Find every line of the listing below where "fust" appears, and copy it.

-- start of MATERIALS PROVIDED --

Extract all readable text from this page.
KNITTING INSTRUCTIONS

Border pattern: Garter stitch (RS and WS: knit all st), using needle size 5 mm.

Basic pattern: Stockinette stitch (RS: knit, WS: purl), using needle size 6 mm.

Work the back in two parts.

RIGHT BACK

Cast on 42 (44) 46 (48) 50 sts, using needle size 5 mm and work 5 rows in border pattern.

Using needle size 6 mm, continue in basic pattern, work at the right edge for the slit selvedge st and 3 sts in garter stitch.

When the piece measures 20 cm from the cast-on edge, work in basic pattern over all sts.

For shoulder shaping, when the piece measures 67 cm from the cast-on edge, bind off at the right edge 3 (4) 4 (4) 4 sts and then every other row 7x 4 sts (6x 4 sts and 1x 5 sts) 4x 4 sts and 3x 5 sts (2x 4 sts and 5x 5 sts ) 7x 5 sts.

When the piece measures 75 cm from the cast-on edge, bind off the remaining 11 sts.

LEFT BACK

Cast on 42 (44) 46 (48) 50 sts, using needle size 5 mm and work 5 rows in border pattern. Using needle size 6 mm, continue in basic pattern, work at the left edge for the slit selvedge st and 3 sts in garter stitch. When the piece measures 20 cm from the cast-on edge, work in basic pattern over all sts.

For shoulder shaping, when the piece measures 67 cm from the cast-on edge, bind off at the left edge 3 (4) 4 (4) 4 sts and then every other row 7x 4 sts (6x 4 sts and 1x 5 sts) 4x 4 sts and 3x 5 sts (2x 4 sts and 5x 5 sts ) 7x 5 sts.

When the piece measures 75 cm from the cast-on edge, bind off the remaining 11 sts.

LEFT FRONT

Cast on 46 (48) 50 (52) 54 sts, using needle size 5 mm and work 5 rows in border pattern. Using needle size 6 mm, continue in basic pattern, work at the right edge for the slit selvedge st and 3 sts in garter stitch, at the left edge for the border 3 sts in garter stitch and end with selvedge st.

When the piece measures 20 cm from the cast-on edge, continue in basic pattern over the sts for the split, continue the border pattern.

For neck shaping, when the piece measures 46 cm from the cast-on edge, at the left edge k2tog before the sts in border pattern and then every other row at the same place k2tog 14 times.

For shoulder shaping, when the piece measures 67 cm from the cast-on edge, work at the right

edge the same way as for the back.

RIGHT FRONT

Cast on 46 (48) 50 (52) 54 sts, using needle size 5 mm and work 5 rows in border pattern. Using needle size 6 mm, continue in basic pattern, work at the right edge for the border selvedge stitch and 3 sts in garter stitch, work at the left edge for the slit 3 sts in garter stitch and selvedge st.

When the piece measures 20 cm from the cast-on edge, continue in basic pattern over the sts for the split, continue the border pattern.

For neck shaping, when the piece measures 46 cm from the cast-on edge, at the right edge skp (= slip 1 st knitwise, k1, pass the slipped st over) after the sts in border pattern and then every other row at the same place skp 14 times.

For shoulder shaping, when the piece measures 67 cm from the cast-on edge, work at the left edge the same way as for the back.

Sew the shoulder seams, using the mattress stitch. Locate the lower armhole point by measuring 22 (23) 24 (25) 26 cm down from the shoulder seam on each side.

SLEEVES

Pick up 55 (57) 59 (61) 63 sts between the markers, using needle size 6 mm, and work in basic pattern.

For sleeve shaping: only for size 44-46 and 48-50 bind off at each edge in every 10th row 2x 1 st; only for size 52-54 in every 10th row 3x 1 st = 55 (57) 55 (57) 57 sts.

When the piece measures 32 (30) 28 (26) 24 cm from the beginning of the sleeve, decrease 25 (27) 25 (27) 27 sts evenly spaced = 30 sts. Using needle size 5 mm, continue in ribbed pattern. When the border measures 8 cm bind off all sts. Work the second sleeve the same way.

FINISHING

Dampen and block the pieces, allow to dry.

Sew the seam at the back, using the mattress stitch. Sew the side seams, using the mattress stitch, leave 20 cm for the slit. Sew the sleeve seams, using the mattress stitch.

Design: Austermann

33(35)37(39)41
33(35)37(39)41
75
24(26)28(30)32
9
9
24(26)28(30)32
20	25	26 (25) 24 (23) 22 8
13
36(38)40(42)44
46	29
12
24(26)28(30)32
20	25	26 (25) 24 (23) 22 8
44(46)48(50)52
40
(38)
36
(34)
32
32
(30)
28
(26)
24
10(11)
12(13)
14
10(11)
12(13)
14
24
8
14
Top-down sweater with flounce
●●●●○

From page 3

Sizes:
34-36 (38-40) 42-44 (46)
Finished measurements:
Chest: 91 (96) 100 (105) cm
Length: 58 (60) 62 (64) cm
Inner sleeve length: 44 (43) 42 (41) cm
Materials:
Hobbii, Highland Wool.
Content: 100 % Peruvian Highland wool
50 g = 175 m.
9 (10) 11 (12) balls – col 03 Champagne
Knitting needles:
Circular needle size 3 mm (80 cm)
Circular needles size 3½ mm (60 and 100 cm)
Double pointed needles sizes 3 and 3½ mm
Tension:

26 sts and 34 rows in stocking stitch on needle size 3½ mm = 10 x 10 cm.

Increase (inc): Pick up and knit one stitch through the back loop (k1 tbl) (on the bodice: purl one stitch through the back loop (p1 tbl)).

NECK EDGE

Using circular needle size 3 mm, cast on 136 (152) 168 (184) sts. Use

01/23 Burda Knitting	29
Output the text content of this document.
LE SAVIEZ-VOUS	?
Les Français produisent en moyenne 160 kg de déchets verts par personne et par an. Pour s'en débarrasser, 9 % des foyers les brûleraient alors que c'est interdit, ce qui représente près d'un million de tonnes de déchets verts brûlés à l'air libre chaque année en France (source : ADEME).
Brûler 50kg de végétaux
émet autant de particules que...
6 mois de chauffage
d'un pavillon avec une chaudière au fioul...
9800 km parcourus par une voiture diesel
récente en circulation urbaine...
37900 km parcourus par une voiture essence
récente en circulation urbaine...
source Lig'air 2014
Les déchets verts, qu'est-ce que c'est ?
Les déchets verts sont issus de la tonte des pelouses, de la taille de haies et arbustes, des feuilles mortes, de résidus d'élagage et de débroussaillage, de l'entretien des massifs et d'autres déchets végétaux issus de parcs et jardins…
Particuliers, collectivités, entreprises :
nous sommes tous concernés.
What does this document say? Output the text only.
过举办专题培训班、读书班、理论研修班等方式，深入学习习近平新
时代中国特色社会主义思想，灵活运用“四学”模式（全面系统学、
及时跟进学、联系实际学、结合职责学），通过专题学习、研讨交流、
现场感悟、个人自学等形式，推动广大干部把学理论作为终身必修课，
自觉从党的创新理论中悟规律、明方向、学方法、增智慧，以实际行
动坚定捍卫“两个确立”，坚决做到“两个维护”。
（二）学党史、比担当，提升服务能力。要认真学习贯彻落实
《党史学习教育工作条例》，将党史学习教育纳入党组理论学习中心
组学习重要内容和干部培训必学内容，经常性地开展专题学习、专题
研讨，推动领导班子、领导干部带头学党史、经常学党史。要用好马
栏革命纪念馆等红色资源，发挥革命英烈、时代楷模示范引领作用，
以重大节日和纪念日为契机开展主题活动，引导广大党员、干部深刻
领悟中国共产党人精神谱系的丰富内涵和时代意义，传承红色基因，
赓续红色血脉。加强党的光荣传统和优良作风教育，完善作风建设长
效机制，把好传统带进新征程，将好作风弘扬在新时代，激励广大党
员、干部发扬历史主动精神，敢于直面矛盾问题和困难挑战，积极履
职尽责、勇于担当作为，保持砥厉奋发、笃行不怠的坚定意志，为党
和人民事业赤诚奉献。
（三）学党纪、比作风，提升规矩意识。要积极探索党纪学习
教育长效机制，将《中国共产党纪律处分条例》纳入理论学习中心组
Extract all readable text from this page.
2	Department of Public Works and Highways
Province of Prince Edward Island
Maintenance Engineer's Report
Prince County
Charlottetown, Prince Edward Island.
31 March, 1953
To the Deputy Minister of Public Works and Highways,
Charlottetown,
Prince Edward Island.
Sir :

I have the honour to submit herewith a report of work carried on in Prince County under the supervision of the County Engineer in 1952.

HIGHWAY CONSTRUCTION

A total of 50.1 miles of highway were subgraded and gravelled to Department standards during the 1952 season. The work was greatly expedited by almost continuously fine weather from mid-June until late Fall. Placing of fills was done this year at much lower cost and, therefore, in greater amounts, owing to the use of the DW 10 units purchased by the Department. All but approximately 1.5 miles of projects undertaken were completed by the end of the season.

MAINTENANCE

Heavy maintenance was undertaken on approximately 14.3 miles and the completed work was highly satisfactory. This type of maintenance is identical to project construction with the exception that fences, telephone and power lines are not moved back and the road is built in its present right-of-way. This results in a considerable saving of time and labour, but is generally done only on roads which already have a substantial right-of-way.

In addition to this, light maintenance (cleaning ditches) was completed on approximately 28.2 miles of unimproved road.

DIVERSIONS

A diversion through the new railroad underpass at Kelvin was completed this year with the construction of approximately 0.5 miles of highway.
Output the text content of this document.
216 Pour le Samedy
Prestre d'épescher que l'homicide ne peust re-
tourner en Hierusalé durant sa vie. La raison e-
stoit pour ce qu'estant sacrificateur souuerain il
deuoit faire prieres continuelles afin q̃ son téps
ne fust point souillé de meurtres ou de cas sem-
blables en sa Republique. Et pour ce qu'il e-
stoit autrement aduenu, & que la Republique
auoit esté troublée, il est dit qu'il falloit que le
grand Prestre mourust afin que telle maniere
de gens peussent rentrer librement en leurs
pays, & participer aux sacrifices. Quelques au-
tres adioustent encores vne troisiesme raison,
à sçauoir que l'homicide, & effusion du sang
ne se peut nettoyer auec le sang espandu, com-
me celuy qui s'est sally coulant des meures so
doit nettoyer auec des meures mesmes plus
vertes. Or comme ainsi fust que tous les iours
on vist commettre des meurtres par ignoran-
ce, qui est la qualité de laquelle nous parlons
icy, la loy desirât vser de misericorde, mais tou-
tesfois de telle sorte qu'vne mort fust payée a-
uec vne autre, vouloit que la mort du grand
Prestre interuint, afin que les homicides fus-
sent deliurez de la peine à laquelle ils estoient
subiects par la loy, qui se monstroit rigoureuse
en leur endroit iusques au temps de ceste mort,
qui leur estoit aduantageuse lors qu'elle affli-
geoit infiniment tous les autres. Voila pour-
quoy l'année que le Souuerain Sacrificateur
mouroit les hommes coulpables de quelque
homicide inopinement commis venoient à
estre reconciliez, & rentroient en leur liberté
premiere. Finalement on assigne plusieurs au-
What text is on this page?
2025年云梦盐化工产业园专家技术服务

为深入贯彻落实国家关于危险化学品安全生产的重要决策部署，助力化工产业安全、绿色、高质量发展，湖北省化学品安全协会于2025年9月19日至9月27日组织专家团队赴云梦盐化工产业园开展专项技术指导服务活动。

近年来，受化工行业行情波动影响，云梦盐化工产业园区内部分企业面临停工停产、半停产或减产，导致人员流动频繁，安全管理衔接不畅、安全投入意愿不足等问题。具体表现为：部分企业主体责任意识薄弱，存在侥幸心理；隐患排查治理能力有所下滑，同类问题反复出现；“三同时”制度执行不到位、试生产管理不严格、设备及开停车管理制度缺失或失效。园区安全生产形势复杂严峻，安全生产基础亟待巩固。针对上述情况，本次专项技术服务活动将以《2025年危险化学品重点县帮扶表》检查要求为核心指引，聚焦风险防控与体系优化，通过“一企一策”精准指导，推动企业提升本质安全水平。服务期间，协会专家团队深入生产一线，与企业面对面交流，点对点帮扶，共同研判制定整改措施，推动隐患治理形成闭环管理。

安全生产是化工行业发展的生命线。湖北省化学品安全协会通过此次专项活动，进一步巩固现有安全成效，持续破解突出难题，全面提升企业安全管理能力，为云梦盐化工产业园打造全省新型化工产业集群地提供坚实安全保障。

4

-- end of MATERIALS PROVIDED --

**TASK RESULT**.
ne fust point souillé de meurtres ou de cas sem-
vertes. Or comme ainsi fust que tous les iours
tesfois de telle sorte qu'vne mort fust payée a-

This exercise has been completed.